#### Requirement
Go through the records and extract every line with the word "перед".

#### Data provided
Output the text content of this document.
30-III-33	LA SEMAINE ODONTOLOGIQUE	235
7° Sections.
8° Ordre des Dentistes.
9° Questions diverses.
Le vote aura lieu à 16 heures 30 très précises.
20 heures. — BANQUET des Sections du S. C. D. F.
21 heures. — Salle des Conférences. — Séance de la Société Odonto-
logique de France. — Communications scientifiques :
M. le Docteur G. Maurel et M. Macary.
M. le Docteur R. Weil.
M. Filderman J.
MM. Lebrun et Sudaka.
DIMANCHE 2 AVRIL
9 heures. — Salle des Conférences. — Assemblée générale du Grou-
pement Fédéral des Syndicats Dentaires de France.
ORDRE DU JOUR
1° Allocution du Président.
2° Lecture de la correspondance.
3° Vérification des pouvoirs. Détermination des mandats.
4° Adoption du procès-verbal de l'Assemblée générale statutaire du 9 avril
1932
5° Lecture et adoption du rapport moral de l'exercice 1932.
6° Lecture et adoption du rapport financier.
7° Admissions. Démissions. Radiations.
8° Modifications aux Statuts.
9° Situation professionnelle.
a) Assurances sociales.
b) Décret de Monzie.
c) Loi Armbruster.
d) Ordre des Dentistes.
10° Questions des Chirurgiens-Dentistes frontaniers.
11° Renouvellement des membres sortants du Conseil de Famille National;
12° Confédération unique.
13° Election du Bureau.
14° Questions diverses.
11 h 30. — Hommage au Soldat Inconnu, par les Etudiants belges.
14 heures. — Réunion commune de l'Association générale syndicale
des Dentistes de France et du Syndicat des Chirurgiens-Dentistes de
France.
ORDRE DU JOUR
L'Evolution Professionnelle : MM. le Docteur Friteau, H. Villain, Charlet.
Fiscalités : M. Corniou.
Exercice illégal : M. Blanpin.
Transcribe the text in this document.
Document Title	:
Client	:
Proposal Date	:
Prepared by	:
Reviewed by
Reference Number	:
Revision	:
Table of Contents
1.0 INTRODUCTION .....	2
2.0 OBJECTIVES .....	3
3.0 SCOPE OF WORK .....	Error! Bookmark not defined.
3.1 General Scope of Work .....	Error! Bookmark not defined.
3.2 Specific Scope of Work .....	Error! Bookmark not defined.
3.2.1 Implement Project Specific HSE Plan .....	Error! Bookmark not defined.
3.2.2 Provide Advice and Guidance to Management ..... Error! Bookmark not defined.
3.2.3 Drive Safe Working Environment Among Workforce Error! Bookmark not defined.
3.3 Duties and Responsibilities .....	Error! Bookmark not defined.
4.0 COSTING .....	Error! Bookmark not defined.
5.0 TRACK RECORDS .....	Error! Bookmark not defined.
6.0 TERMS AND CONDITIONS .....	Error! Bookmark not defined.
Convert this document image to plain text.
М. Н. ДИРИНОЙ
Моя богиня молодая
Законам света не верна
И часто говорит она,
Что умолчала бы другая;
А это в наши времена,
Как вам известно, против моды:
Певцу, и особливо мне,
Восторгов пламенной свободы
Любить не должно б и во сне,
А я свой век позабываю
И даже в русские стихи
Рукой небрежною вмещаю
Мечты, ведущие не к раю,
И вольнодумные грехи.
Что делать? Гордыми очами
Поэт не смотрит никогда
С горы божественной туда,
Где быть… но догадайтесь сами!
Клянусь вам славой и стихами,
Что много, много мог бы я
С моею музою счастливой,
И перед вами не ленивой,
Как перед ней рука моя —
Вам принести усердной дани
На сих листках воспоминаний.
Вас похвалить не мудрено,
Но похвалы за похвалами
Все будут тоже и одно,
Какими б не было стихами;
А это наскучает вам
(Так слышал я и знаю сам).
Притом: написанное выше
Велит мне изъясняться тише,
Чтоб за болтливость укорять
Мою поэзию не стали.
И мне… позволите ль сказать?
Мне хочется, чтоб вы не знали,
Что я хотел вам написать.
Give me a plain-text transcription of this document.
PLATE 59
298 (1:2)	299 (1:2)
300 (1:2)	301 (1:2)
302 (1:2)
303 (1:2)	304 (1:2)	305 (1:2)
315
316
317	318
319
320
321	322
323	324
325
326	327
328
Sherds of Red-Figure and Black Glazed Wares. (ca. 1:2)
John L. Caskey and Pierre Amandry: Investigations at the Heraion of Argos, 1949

#### Complete answer
И перед вами не ленивой,
Как перед ней рука моя —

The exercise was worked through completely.